*Data section*.
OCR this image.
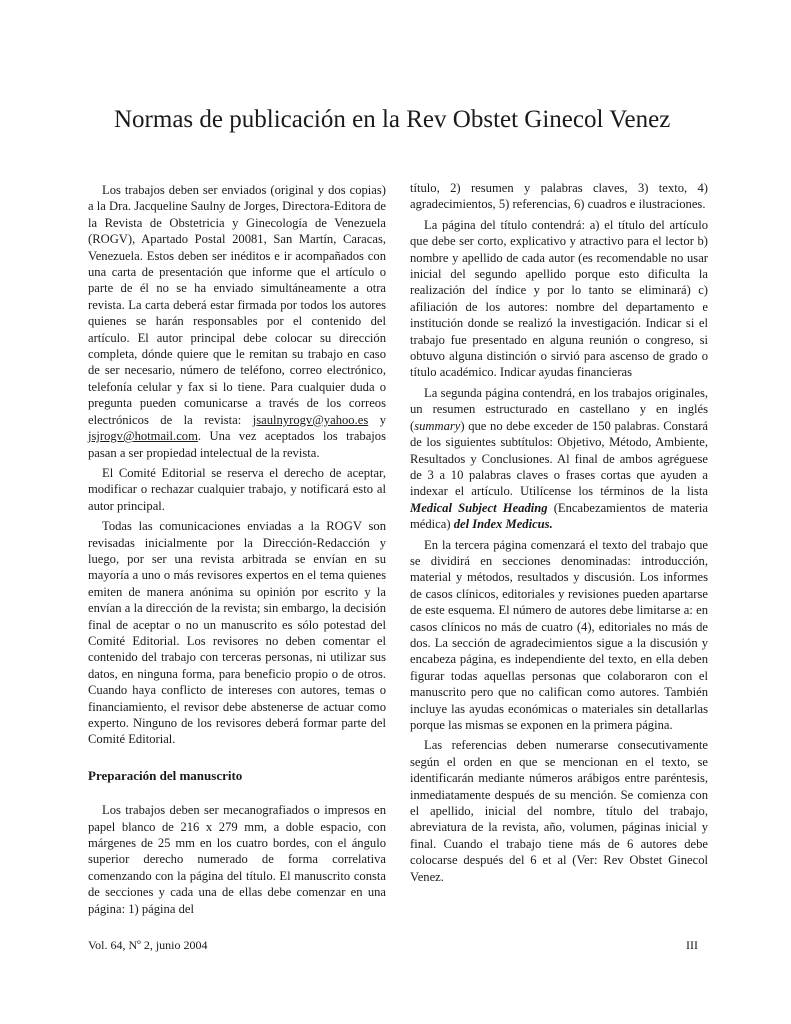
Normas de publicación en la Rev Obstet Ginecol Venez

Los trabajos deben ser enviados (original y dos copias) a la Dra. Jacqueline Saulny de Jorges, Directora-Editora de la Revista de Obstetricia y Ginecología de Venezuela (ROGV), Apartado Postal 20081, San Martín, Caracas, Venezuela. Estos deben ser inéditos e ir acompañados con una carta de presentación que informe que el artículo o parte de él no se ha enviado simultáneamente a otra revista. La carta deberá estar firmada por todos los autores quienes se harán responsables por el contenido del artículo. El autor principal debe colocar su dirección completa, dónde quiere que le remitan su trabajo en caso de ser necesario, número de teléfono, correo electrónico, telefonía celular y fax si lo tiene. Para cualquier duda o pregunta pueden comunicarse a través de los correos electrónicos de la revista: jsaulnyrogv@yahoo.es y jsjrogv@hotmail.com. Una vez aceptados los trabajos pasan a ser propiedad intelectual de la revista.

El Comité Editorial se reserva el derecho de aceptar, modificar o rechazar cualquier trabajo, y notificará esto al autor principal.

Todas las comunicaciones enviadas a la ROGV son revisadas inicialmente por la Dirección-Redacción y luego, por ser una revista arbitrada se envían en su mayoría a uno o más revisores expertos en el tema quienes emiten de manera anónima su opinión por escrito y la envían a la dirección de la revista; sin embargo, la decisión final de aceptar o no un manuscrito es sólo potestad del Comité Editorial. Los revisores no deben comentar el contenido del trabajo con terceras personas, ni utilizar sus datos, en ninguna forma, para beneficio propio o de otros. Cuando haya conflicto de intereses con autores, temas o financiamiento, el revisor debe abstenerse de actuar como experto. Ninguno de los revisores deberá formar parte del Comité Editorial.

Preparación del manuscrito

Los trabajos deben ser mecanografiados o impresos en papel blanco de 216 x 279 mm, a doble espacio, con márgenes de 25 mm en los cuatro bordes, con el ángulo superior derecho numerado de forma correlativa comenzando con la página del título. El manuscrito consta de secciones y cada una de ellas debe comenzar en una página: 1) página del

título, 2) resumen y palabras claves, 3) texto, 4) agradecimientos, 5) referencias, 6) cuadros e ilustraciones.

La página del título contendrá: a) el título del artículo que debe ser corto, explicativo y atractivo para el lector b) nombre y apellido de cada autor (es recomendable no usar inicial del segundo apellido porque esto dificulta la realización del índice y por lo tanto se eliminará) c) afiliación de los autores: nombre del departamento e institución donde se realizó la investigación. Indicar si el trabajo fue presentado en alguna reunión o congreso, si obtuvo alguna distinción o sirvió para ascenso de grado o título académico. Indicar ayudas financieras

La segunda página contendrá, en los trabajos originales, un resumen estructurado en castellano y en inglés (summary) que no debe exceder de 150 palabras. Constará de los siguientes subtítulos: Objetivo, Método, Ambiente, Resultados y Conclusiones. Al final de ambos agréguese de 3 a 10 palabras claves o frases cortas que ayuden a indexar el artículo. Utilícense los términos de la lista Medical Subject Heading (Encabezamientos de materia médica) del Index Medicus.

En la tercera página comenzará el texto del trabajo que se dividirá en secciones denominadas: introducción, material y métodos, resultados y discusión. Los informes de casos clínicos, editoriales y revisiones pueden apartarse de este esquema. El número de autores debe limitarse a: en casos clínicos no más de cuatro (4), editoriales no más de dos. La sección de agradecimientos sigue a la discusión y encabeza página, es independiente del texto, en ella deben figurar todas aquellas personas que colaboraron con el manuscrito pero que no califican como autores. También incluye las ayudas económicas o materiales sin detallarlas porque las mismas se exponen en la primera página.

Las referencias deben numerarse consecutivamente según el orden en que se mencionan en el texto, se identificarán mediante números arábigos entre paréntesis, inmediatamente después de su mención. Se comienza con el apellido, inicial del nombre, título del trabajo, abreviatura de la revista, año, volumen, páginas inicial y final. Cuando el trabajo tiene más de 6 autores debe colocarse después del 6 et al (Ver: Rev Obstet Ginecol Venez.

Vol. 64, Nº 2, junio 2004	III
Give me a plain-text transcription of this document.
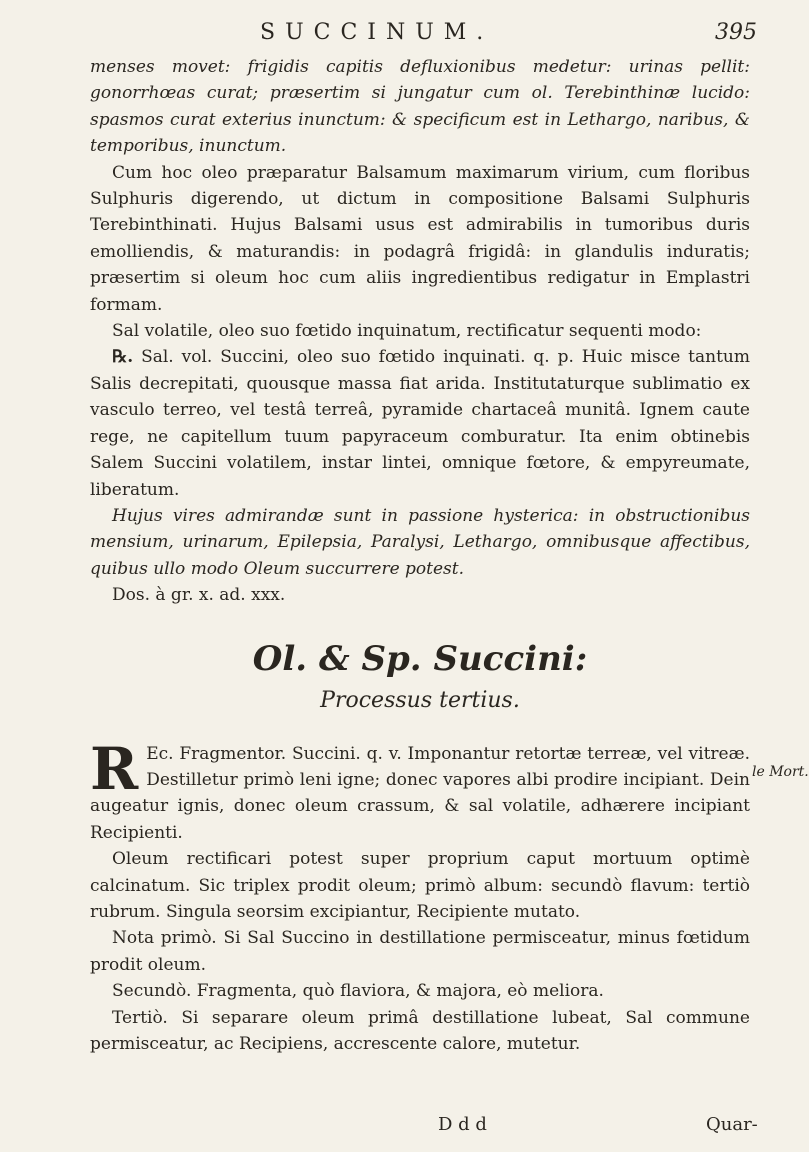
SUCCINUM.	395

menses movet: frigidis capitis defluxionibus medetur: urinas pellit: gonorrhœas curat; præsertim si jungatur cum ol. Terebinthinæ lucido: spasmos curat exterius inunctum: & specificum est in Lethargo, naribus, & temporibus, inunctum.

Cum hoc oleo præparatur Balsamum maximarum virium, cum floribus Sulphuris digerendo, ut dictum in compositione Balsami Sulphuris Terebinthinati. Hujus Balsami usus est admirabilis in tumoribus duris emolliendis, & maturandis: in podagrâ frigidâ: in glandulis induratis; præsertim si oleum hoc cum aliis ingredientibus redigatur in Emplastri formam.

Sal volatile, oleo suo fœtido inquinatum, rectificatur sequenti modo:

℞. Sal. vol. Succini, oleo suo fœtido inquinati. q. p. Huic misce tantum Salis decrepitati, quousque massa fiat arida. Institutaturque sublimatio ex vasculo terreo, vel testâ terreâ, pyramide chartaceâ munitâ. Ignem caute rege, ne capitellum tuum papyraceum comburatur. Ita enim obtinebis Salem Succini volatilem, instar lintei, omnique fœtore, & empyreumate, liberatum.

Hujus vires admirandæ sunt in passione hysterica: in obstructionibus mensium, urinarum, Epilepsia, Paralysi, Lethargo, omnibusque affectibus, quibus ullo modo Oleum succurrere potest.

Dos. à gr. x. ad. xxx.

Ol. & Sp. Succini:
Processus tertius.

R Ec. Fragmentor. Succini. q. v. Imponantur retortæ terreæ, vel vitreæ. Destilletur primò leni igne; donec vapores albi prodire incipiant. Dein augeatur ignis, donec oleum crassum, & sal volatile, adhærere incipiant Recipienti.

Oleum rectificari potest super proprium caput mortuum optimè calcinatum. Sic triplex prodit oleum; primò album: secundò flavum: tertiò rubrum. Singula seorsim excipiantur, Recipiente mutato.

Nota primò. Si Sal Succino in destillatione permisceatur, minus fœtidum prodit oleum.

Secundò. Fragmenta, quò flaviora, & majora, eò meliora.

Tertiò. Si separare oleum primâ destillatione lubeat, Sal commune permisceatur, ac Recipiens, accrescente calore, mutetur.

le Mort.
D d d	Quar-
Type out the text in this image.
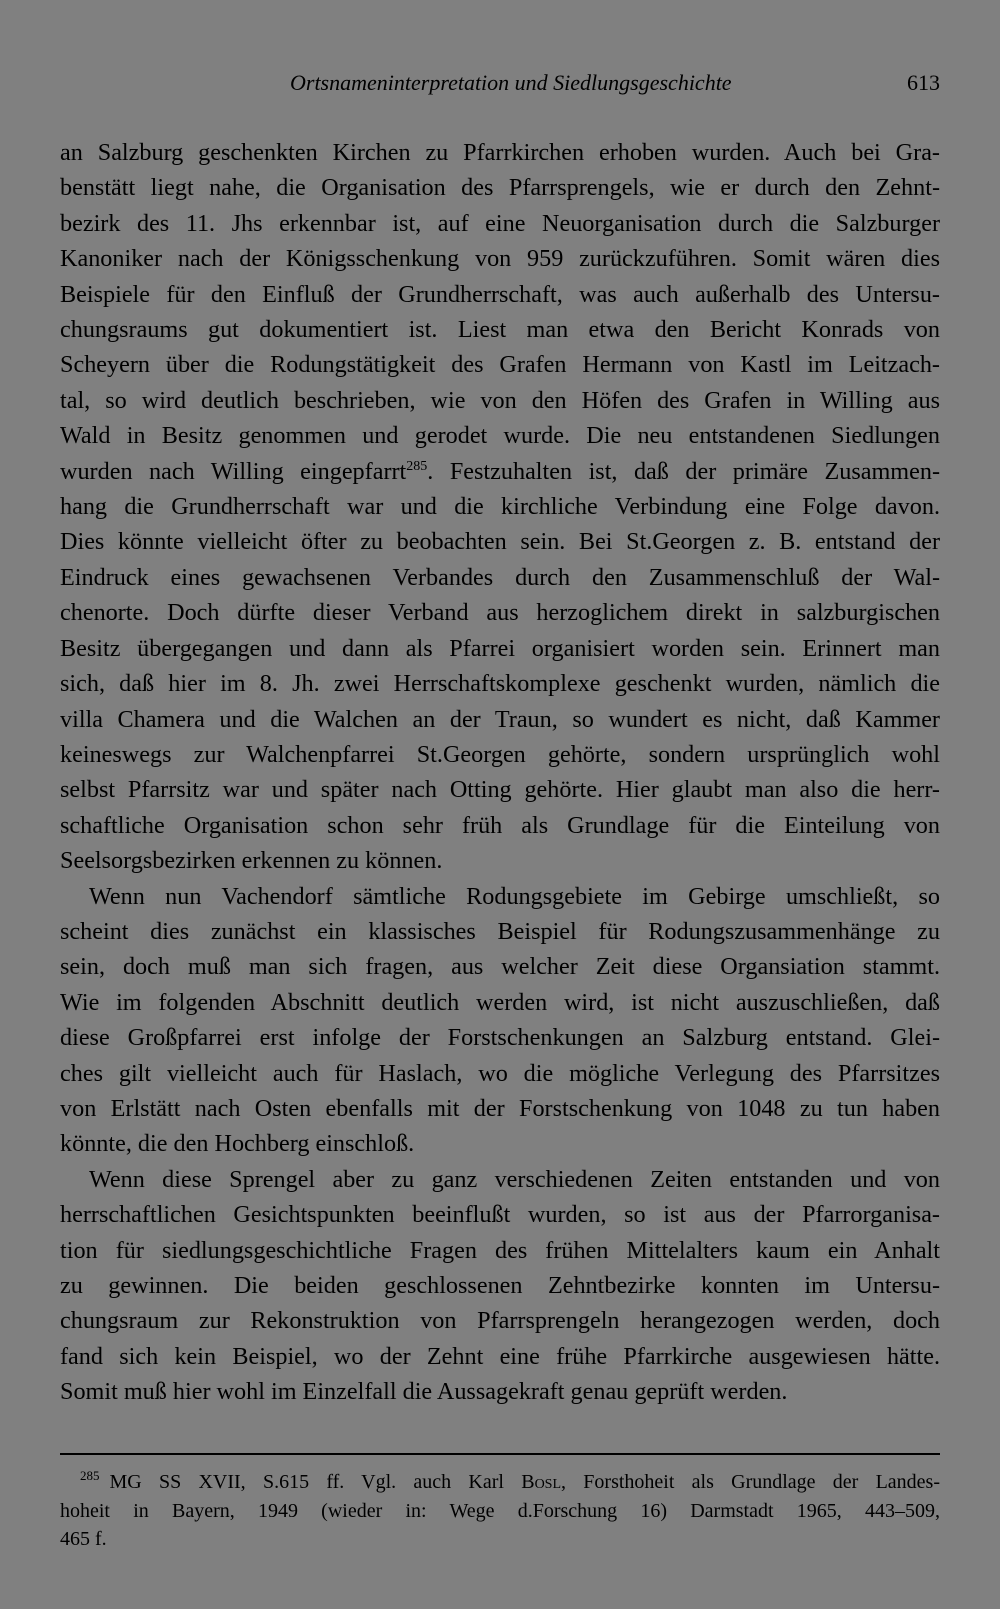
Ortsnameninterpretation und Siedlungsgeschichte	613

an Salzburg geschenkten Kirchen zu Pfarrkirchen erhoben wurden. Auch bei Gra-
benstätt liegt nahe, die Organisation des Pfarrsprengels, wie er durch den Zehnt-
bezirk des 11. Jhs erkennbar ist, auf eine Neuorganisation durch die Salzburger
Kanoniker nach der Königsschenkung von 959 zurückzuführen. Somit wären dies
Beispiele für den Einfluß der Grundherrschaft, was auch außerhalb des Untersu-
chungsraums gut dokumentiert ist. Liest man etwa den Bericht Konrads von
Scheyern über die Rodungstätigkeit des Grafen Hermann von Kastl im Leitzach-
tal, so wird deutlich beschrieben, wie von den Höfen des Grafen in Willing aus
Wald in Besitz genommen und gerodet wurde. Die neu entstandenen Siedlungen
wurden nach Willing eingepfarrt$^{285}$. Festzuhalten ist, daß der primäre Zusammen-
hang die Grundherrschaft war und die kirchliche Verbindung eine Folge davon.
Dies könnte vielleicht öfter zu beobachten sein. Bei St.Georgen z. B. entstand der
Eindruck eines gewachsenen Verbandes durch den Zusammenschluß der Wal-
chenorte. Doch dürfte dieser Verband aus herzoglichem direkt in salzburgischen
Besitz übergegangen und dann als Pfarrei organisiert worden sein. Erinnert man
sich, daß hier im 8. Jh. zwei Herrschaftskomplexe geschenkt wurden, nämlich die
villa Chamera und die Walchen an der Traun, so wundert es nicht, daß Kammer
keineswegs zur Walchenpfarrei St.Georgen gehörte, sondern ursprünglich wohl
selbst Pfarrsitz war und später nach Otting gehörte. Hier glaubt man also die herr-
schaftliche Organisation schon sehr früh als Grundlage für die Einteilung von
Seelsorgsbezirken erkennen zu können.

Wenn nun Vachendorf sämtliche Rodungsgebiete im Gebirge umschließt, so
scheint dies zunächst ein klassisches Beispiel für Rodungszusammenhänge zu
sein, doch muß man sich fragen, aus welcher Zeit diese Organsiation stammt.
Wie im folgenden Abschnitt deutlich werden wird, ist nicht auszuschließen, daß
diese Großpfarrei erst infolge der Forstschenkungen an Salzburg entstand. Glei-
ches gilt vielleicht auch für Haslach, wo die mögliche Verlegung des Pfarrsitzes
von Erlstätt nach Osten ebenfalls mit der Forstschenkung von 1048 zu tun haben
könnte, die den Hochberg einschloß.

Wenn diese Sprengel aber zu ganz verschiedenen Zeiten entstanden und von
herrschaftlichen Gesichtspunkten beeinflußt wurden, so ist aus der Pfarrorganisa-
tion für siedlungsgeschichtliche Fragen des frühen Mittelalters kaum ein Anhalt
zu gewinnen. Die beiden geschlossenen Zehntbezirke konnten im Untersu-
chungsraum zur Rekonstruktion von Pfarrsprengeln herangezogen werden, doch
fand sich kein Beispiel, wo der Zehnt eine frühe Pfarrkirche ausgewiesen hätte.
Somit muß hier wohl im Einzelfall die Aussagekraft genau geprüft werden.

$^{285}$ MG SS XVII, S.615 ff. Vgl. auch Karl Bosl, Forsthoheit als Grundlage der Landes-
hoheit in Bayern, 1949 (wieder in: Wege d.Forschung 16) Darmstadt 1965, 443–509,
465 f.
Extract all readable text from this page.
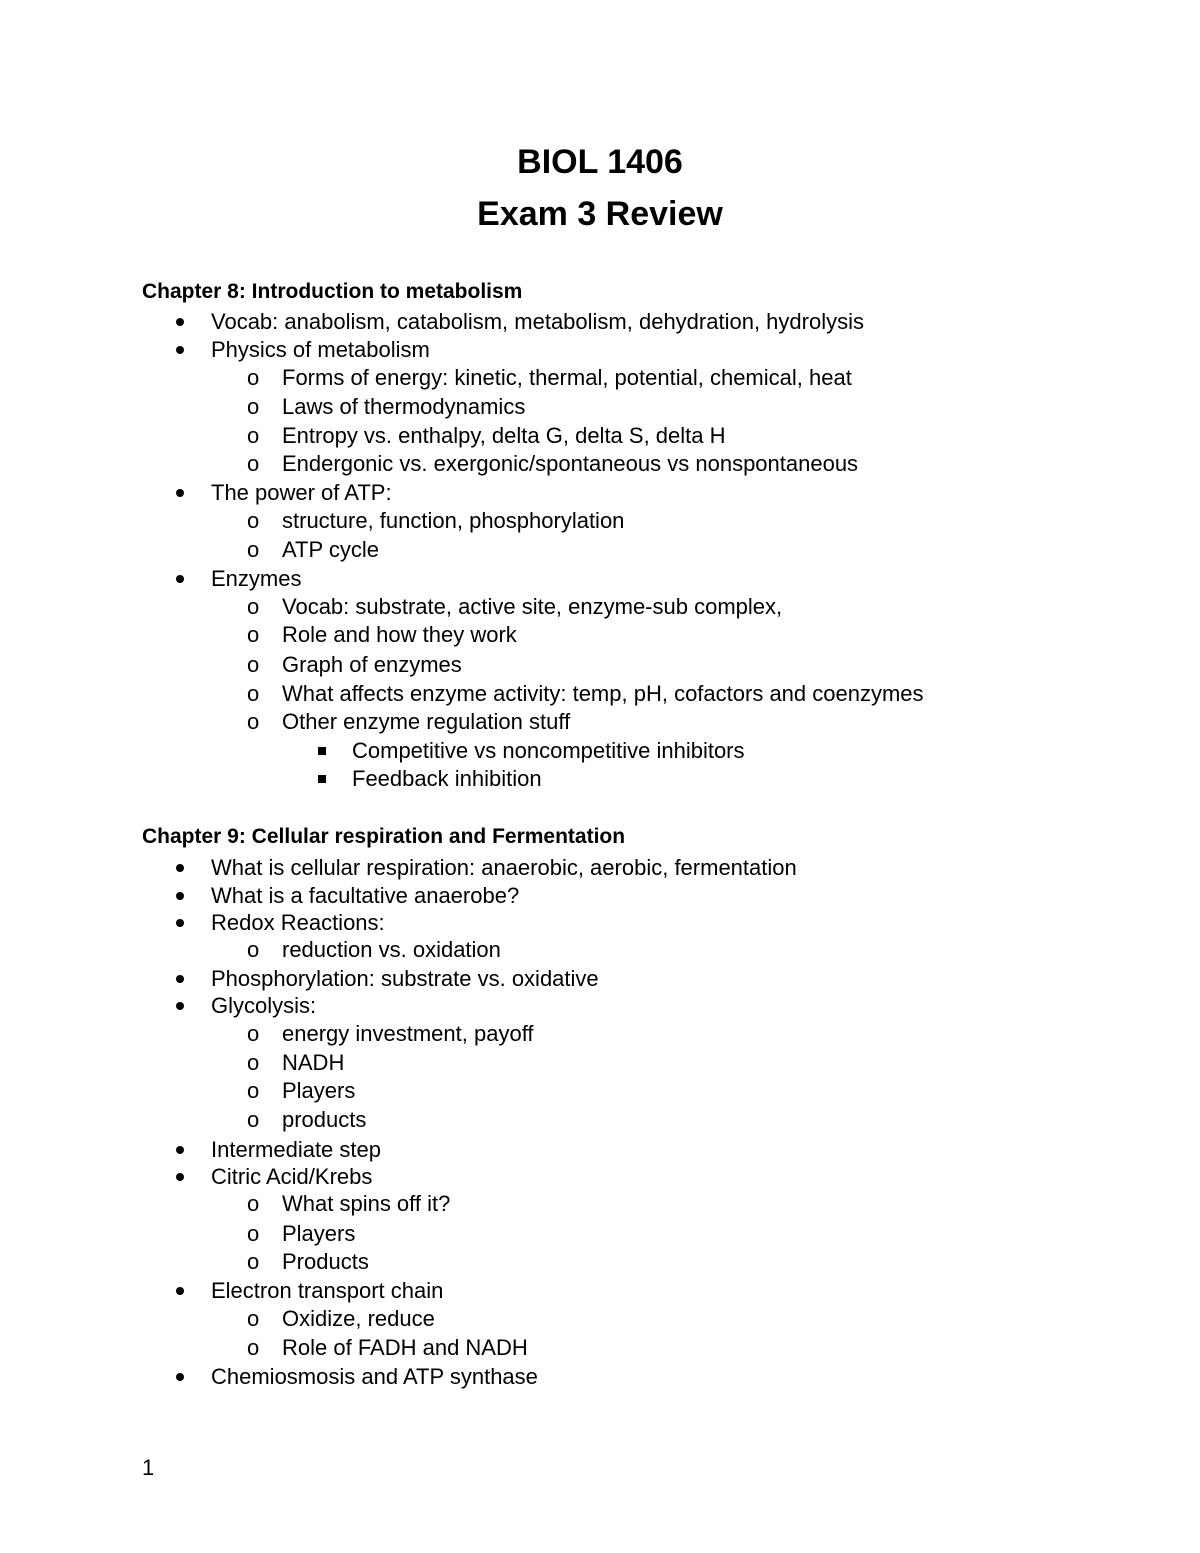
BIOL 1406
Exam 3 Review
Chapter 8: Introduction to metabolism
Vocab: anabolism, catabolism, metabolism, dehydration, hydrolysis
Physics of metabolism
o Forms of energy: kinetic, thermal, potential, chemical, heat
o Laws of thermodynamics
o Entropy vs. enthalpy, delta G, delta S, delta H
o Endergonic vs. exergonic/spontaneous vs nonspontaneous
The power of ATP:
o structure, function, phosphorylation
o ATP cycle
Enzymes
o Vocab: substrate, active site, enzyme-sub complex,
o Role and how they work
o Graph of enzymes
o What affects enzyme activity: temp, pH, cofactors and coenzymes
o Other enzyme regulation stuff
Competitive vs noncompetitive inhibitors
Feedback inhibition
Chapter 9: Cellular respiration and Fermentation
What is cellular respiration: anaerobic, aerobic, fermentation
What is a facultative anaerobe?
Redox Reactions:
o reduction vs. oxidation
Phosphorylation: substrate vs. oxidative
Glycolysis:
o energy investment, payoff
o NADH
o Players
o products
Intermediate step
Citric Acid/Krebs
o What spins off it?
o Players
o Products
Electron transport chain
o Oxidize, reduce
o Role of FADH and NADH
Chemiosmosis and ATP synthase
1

*Exercise prompt*.
Show all lines from the records above where the word "secciones" occurs.

*Exercise response*.
Los trabajos deben ser mecanografiados o impresos en papel blanco de 216 x 279 mm, a doble espacio, con márgenes de 25 mm en los cuatro bordes, con el ángulo superior derecho numerado de forma correlativa comenzando con la página del título. El manuscrito consta de secciones y cada una de ellas debe comenzar en una página: 1) página del
En la tercera página comenzará el texto del trabajo que se dividirá en secciones denominadas: introducción, material y métodos, resultados y discusión. Los informes de casos clínicos, editoriales y revisiones pueden apartarse de este esquema. El número de autores debe limitarse a: en casos clínicos no más de cuatro (4), editoriales no más de dos. La sección de agradecimientos sigue a la discusión y encabeza página, es independiente del texto, en ella deben figurar todas aquellas personas que colaboraron con el manuscrito pero que no califican como autores. También incluye las ayudas económicas o materiales sin detallarlas porque las mismas se exponen en la primera página.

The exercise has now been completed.